___ DATA RECORDS ___

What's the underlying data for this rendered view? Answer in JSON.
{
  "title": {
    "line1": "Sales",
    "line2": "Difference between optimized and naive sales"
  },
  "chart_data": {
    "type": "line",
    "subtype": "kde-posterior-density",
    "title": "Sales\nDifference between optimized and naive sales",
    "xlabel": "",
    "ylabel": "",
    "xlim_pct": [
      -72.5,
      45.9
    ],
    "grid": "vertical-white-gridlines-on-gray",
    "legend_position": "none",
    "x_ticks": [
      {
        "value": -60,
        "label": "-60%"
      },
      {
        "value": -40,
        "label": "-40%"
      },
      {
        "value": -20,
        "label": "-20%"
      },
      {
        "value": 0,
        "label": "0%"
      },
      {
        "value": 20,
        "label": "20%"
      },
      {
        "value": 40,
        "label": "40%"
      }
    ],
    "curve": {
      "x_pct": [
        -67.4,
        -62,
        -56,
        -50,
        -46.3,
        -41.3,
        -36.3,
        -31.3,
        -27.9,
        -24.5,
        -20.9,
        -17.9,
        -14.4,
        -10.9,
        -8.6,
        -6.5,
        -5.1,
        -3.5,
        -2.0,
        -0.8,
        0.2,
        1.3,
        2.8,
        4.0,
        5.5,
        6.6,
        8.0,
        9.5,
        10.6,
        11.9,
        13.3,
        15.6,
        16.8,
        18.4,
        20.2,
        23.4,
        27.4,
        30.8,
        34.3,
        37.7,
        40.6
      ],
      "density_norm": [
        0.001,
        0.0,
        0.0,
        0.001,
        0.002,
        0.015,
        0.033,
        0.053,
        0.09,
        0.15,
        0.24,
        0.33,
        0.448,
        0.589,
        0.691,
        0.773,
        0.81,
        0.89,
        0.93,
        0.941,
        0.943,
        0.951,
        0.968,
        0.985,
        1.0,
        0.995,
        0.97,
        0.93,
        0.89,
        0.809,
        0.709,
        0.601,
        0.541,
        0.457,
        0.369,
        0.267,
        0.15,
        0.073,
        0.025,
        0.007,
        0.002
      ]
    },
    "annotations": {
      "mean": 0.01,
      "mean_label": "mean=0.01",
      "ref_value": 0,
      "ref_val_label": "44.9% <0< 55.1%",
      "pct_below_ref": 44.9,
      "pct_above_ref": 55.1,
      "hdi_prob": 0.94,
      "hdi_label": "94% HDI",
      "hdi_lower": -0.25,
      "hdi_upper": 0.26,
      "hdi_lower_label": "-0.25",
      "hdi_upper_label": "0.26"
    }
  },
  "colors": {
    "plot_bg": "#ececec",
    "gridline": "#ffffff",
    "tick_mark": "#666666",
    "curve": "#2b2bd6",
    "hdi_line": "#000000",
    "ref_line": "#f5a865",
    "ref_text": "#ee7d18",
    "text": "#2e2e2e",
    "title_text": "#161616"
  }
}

___

WHAT THE TASK REQUIRES: Type out the full listing again, exactly as given.

ANSWER FOR THIS EXERCISE:
What's the underlying data for this rendered view? Answer in JSON.
{
  "title": {
    "line1": "Sales",
    "line2": "Difference between optimized and naive sales"
  },
  "chart_data": {
    "type": "line",
    "subtype": "kde-posterior-density",
    "title": "Sales\nDifference between optimized and naive sales",
    "xlabel": "",
    "ylabel": "",
    "xlim_pct": [
      -72.5,
      45.9
    ],
    "grid": "vertical-white-gridlines-on-gray",
    "legend_position": "none",
    "x_ticks": [
      {
        "value": -60,
        "label": "-60%"
      },
      {
        "value": -40,
        "label": "-40%"
      },
      {
        "value": -20,
        "label": "-20%"
      },
      {
        "value": 0,
        "label": "0%"
      },
      {
        "value": 20,
        "label": "20%"
      },
      {
        "value": 40,
        "label": "40%"
      }
    ],
    "curve": {
      "x_pct": [
        -67.4,
        -62,
        -56,
        -50,
        -46.3,
        -41.3,
        -36.3,
        -31.3,
        -27.9,
        -24.5,
        -20.9,
        -17.9,
        -14.4,
        -10.9,
        -8.6,
        -6.5,
        -5.1,
        -3.5,
        -2.0,
        -0.8,
        0.2,
        1.3,
        2.8,
        4.0,
        5.5,
        6.6,
        8.0,
        9.5,
        10.6,
        11.9,
        13.3,
        15.6,
        16.8,
        18.4,
        20.2,
        23.4,
        27.4,
        30.8,
        34.3,
        37.7,
        40.6
      ],
      "density_norm": [
        0.001,
        0.0,
        0.0,
        0.001,
        0.002,
        0.015,
        0.033,
        0.053,
        0.09,
        0.15,
        0.24,
        0.33,
        0.448,
        0.589,
        0.691,
        0.773,
        0.81,
        0.89,
        0.93,
        0.941,
        0.943,
        0.951,
        0.968,
        0.985,
        1.0,
        0.995,
        0.97,
        0.93,
        0.89,
        0.809,
        0.709,
        0.601,
        0.541,
        0.457,
        0.369,
        0.267,
        0.15,
        0.073,
        0.025,
        0.007,
        0.002
      ]
    },
    "annotations": {
      "mean": 0.01,
      "mean_label": "mean=0.01",
      "ref_value": 0,
      "ref_val_label": "44.9% <0< 55.1%",
      "pct_below_ref": 44.9,
      "pct_above_ref": 55.1,
      "hdi_prob": 0.94,
      "hdi_label": "94% HDI",
      "hdi_lower": -0.25,
      "hdi_upper": 0.26,
      "hdi_lower_label": "-0.25",
      "hdi_upper_label": "0.26"
    }
  },
  "colors": {
    "plot_bg": "#ececec",
    "gridline": "#ffffff",
    "tick_mark": "#666666",
    "curve": "#2b2bd6",
    "hdi_line": "#000000",
    "ref_line": "#f5a865",
    "ref_text": "#ee7d18",
    "text": "#2e2e2e",
    "title_text": "#161616"
  }
}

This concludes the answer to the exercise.